Pictures appear in the records below; write out everything else exactly.

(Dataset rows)
►

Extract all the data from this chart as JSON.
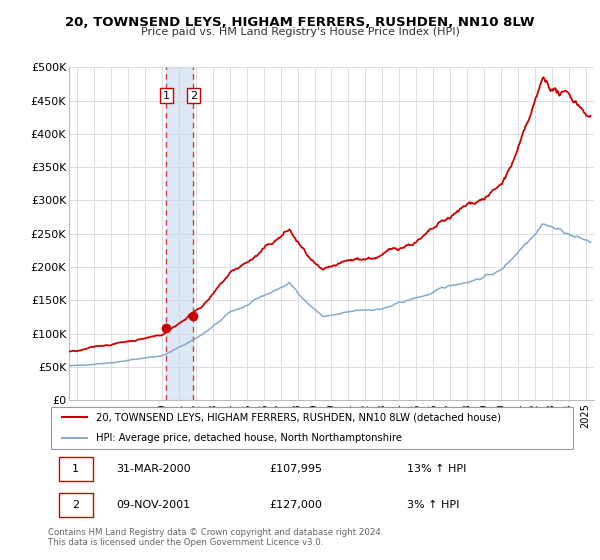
{
  "title1": "20, TOWNSEND LEYS, HIGHAM FERRERS, RUSHDEN, NN10 8LW",
  "title2": "Price paid vs. HM Land Registry's House Price Index (HPI)",
  "ylabel_ticks": [
    "£0",
    "£50K",
    "£100K",
    "£150K",
    "£200K",
    "£250K",
    "£300K",
    "£350K",
    "£400K",
    "£450K",
    "£500K"
  ],
  "ytick_values": [
    0,
    50000,
    100000,
    150000,
    200000,
    250000,
    300000,
    350000,
    400000,
    450000,
    500000
  ],
  "xlim_start": 1994.5,
  "xlim_end": 2025.5,
  "ylim_min": 0,
  "ylim_max": 500000,
  "transaction1": {
    "date_year": 2000.25,
    "price": 107995,
    "label": "1"
  },
  "transaction2": {
    "date_year": 2001.85,
    "price": 127000,
    "label": "2"
  },
  "red_color": "#cc0000",
  "blue_color": "#88aacc",
  "vline_color": "#cc0000",
  "shade_color": "#c8d8ee",
  "legend1": "20, TOWNSEND LEYS, HIGHAM FERRERS, RUSHDEN, NN10 8LW (detached house)",
  "legend2": "HPI: Average price, detached house, North Northamptonshire",
  "table_row1": [
    "1",
    "31-MAR-2000",
    "£107,995",
    "13% ↑ HPI"
  ],
  "table_row2": [
    "2",
    "09-NOV-2001",
    "£127,000",
    "3% ↑ HPI"
  ],
  "footnote": "Contains HM Land Registry data © Crown copyright and database right 2024.\nThis data is licensed under the Open Government Licence v3.0.",
  "background_color": "#ffffff",
  "plot_bg_color": "#ffffff",
  "grid_color": "#dddddd"
}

◄

[The answer]
Extract all the data from this chart as JSON.
{
  "title1": "20, TOWNSEND LEYS, HIGHAM FERRERS, RUSHDEN, NN10 8LW",
  "title2": "Price paid vs. HM Land Registry's House Price Index (HPI)",
  "ylabel_ticks": [
    "£0",
    "£50K",
    "£100K",
    "£150K",
    "£200K",
    "£250K",
    "£300K",
    "£350K",
    "£400K",
    "£450K",
    "£500K"
  ],
  "ytick_values": [
    0,
    50000,
    100000,
    150000,
    200000,
    250000,
    300000,
    350000,
    400000,
    450000,
    500000
  ],
  "xlim_start": 1994.5,
  "xlim_end": 2025.5,
  "ylim_min": 0,
  "ylim_max": 500000,
  "transaction1": {
    "date_year": 2000.25,
    "price": 107995,
    "label": "1"
  },
  "transaction2": {
    "date_year": 2001.85,
    "price": 127000,
    "label": "2"
  },
  "red_color": "#cc0000",
  "blue_color": "#88aacc",
  "vline_color": "#cc0000",
  "shade_color": "#c8d8ee",
  "legend1": "20, TOWNSEND LEYS, HIGHAM FERRERS, RUSHDEN, NN10 8LW (detached house)",
  "legend2": "HPI: Average price, detached house, North Northamptonshire",
  "table_row1": [
    "1",
    "31-MAR-2000",
    "£107,995",
    "13% ↑ HPI"
  ],
  "table_row2": [
    "2",
    "09-NOV-2001",
    "£127,000",
    "3% ↑ HPI"
  ],
  "footnote": "Contains HM Land Registry data © Crown copyright and database right 2024.\nThis data is licensed under the Open Government Licence v3.0.",
  "background_color": "#ffffff",
  "plot_bg_color": "#ffffff",
  "grid_color": "#dddddd"
}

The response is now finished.